_Exercise directions_:
Rewrite the lines below, changing every "legend" to "key" and leaving everything else untouched.

Start of Supplied information

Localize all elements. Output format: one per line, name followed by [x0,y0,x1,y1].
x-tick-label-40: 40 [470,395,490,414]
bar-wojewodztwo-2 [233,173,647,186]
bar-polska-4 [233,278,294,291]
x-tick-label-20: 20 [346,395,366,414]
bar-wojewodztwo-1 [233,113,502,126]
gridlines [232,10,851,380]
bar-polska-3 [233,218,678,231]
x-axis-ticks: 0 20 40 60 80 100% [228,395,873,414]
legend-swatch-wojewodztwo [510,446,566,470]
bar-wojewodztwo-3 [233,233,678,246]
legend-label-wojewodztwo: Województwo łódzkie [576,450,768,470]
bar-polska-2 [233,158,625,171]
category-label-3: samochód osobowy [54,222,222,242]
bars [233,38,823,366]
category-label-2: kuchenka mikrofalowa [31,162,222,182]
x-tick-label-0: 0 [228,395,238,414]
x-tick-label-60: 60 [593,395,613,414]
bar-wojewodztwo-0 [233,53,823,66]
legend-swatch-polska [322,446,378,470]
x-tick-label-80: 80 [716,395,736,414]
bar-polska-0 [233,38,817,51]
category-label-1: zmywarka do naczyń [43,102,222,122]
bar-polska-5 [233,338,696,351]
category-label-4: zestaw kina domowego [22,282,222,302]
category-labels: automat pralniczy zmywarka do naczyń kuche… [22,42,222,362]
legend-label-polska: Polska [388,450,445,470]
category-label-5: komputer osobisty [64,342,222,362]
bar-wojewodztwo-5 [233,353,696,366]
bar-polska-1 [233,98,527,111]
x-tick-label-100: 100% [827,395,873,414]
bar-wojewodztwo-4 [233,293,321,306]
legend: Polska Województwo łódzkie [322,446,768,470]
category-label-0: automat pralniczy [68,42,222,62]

End of Supplied information

_Solution to this task_:
Localize all elements. Output format: one per line, name followed by [x0,y0,x1,y1].
x-tick-label-40: 40 [470,395,490,414]
bar-wojewodztwo-2 [233,173,647,186]
bar-polska-4 [233,278,294,291]
x-tick-label-20: 20 [346,395,366,414]
bar-wojewodztwo-1 [233,113,502,126]
gridlines [232,10,851,380]
bar-polska-3 [233,218,678,231]
x-axis-ticks: 0 20 40 60 80 100% [228,395,873,414]
key-swatch-wojewodztwo [510,446,566,470]
bar-wojewodztwo-3 [233,233,678,246]
key-label-wojewodztwo: Województwo łódzkie [576,450,768,470]
bar-polska-2 [233,158,625,171]
category-label-3: samochód osobowy [54,222,222,242]
bars [233,38,823,366]
category-label-2: kuchenka mikrofalowa [31,162,222,182]
x-tick-label-0: 0 [228,395,238,414]
x-tick-label-60: 60 [593,395,613,414]
bar-wojewodztwo-0 [233,53,823,66]
key-swatch-polska [322,446,378,470]
x-tick-label-80: 80 [716,395,736,414]
bar-polska-0 [233,38,817,51]
category-label-1: zmywarka do naczyń [43,102,222,122]
bar-polska-5 [233,338,696,351]
category-label-4: zestaw kina domowego [22,282,222,302]
category-labels: automat pralniczy zmywarka do naczyń kuche… [22,42,222,362]
key-label-polska: Polska [388,450,445,470]
category-label-5: komputer osobisty [64,342,222,362]
bar-wojewodztwo-5 [233,353,696,366]
bar-polska-1 [233,98,527,111]
x-tick-label-100: 100% [827,395,873,414]
bar-wojewodztwo-4 [233,293,321,306]
key: Polska Województwo łódzkie [322,446,768,470]
category-label-0: automat pralniczy [68,42,222,62]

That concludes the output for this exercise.